• WHAT NEEDS TO BE DONE: Every line that contains the word "parameters" should be copied.

• DATA SHOWN:

::::::

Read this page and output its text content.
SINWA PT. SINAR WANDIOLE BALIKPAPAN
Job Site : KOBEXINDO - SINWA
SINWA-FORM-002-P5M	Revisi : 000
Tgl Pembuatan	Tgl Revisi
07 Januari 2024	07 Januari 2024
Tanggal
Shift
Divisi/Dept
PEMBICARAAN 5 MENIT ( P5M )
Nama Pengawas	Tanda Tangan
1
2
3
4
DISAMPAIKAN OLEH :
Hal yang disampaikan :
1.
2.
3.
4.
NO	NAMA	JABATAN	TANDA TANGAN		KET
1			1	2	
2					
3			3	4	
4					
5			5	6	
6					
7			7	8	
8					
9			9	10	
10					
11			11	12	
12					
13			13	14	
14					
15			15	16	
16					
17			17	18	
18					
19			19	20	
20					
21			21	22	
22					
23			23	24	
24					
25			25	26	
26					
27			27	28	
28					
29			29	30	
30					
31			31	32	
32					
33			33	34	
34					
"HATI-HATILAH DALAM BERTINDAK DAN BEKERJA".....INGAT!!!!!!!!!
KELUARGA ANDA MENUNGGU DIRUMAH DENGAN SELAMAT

::::::

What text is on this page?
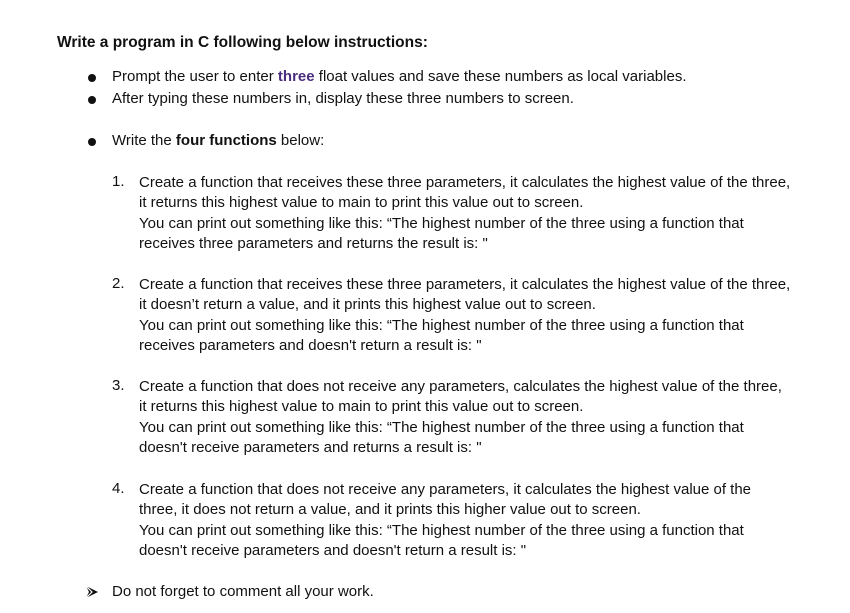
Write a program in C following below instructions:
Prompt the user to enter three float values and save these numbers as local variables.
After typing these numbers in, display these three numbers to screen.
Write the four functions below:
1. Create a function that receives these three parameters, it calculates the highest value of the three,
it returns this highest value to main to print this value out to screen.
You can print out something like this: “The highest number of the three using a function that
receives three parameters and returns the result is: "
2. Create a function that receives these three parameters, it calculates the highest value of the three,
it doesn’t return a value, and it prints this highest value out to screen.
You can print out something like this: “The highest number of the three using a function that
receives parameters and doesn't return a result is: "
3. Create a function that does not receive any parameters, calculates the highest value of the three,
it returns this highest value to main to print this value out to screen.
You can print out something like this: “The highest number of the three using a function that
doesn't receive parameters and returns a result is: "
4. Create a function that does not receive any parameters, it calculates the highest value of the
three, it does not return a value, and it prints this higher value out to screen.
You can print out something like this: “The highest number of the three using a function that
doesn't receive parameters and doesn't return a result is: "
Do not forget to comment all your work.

::::::

• COMPLETE ANSWER:
1. Create a function that receives these three parameters, it calculates the highest value of the three,
receives three parameters and returns the result is: "
2. Create a function that receives these three parameters, it calculates the highest value of the three,
receives parameters and doesn't return a result is: "
3. Create a function that does not receive any parameters, calculates the highest value of the three,
doesn't receive parameters and returns a result is: "
4. Create a function that does not receive any parameters, it calculates the highest value of the
doesn't receive parameters and doesn't return a result is: "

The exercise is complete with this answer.